## [BRIEF]
Search the entries below. Return every line that has "SDTVAR" in it.

Figure contents as structured data:
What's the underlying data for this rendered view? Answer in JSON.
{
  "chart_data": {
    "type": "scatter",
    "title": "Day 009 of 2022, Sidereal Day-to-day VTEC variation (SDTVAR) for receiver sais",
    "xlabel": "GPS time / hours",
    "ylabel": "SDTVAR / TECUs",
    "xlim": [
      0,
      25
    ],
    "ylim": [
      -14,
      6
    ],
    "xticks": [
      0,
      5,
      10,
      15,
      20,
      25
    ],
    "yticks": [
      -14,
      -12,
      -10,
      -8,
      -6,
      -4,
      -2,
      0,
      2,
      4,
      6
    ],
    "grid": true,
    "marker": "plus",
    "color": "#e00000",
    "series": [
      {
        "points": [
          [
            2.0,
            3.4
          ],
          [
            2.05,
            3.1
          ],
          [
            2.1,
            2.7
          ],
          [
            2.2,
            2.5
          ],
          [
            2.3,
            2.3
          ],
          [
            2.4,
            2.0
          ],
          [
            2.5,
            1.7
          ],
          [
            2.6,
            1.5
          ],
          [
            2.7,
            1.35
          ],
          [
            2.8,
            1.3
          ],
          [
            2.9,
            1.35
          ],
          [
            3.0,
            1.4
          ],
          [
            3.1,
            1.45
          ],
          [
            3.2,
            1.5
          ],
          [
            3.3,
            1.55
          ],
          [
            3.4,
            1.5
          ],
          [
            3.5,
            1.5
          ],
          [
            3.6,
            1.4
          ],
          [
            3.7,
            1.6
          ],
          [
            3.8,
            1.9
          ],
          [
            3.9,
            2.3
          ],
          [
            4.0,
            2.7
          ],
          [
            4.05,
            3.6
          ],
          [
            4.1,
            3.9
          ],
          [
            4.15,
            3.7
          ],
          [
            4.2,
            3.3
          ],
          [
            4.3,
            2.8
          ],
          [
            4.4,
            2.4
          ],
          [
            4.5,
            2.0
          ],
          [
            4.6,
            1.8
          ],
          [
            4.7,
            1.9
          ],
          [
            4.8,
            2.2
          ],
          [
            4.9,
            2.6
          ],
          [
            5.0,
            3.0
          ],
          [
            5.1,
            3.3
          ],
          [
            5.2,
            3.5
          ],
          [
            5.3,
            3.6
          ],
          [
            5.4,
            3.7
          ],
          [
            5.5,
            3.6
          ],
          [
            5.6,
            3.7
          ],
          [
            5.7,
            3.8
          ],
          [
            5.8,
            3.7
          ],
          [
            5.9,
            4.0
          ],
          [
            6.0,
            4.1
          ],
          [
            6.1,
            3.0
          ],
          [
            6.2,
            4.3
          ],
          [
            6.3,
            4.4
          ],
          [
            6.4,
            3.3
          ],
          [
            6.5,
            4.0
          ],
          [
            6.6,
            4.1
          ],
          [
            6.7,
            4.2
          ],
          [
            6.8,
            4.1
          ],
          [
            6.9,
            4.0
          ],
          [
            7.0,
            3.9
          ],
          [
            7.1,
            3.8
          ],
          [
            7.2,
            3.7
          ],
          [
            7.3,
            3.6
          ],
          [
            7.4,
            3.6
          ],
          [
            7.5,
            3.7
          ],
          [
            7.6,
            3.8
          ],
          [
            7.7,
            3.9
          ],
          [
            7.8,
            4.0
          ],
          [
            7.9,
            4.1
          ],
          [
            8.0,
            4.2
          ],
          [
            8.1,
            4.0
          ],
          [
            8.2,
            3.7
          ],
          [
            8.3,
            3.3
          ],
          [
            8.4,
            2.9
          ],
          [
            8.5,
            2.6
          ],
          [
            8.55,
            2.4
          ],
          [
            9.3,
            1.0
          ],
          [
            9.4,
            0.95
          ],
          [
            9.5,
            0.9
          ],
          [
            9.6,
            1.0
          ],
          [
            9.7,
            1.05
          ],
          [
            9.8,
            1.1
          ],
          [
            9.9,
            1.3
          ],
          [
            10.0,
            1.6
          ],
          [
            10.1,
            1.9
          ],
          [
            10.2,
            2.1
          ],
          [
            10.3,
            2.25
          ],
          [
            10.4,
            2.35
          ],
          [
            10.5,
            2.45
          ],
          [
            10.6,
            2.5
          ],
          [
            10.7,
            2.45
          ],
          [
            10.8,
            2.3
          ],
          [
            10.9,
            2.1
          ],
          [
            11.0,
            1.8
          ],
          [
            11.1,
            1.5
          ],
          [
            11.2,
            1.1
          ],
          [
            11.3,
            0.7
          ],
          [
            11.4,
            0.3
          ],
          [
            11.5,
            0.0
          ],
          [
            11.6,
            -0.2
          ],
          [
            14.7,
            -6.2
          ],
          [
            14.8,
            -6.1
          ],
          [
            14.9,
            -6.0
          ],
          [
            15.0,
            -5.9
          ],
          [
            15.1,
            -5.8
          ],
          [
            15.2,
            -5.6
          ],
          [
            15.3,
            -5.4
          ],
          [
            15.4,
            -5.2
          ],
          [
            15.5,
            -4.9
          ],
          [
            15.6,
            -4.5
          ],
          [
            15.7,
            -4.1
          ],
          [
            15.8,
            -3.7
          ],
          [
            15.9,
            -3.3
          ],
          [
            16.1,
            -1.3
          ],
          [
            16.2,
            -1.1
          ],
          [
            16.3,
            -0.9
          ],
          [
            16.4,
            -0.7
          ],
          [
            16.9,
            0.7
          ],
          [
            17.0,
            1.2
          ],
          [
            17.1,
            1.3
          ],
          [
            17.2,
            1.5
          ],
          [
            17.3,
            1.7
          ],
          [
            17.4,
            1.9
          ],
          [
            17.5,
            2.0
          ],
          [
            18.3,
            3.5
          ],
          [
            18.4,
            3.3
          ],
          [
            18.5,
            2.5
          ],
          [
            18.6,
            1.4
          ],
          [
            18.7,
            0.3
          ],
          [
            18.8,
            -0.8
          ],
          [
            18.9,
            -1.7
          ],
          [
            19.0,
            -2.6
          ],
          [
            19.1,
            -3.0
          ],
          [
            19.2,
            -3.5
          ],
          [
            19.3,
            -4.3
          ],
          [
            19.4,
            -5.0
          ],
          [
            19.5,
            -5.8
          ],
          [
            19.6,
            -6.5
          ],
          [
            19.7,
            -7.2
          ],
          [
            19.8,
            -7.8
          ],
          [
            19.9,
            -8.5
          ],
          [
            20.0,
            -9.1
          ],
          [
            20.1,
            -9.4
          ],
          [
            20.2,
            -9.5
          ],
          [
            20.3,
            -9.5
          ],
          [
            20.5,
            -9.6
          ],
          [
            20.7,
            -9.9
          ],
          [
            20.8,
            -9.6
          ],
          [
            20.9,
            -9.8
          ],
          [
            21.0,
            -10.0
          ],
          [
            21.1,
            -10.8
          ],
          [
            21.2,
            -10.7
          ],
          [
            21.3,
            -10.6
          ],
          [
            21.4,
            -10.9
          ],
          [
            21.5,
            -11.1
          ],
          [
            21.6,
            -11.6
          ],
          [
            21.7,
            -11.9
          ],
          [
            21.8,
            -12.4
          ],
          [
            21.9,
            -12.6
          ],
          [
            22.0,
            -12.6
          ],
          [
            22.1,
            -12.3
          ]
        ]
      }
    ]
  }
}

## [COMPLETE RESPONSE]
    "title": "Day 009 of 2022, Sidereal Day-to-day VTEC variation (SDTVAR) for receiver sais",
    "ylabel": "SDTVAR / TECUs",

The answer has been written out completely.